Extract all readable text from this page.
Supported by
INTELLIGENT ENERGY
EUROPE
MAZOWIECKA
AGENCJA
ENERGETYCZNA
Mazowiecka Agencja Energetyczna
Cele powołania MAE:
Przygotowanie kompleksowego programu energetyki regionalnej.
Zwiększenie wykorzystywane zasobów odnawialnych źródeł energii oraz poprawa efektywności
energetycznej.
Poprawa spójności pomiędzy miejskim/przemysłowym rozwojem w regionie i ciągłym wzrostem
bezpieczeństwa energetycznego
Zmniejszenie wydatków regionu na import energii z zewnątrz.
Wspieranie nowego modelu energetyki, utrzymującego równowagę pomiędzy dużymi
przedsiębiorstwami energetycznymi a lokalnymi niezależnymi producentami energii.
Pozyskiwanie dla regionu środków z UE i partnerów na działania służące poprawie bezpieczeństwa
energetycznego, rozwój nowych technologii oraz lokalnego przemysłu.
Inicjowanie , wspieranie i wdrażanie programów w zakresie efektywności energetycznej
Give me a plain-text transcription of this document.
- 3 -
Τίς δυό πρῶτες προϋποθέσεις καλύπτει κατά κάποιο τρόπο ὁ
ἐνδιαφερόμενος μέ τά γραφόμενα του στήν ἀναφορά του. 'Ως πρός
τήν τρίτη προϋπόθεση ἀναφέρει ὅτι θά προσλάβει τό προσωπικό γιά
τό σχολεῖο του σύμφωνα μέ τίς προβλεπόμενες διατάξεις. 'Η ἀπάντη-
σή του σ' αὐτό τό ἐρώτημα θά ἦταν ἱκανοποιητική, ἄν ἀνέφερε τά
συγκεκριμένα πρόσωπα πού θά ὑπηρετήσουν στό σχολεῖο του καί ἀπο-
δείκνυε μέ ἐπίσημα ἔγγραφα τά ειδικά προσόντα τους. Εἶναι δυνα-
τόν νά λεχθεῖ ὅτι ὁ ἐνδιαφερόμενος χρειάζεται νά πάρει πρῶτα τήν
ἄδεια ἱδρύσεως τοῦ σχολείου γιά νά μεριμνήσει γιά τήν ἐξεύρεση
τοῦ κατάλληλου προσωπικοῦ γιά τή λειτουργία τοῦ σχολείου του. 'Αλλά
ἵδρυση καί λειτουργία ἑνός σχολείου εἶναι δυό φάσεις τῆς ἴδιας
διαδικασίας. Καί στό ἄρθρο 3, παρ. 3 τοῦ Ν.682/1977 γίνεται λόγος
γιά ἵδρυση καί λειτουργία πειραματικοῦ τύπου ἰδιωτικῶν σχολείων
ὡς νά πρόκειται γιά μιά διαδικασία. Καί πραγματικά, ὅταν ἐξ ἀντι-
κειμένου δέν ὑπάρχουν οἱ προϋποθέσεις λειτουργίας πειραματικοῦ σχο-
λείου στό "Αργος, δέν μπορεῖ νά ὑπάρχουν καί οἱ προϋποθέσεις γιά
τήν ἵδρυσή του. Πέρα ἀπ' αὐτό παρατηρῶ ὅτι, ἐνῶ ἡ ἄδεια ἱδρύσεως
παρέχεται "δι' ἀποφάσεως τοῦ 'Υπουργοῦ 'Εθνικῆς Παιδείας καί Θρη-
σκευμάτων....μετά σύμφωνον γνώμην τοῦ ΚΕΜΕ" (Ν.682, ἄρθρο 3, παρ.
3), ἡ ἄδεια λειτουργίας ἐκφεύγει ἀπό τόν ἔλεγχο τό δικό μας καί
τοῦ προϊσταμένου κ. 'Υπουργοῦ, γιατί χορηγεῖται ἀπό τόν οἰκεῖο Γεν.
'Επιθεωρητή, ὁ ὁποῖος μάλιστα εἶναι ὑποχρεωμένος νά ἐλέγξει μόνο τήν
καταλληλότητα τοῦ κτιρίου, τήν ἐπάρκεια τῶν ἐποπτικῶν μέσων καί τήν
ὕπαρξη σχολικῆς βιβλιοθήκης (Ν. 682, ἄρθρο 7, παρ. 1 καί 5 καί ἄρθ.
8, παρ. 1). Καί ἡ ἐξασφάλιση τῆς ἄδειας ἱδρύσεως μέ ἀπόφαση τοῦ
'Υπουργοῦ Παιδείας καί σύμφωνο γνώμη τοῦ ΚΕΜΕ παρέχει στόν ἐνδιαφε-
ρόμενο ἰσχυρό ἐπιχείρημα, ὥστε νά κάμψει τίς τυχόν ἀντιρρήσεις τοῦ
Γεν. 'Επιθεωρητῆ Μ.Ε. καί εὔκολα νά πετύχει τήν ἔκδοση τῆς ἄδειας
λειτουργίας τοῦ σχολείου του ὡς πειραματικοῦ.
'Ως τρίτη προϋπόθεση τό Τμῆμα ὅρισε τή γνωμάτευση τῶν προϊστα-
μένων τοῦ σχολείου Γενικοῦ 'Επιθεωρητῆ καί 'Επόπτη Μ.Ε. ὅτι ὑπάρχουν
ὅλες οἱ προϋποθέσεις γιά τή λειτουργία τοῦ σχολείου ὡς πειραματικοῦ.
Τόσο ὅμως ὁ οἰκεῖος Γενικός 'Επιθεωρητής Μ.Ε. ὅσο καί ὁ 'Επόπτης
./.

■ TASK TO COMPLETE
Pull every line containing "προϋποθέσεις" from the data.

■ OUTPUT OF THE TASK
Τίς δυό πρῶτες προϋποθέσεις καλύπτει κατά κάποιο τρόπο ὁ
κειμένου δέν ὑπάρχουν οἱ προϋποθέσεις λειτουργίας πειραματικοῦ σχο-
λείου στό "Αργος, δέν μπορεῖ νά ὑπάρχουν καί οἱ προϋποθέσεις γιά
ὅλες οἱ προϋποθέσεις γιά τή λειτουργία τοῦ σχολείου ὡς πειραματικοῦ.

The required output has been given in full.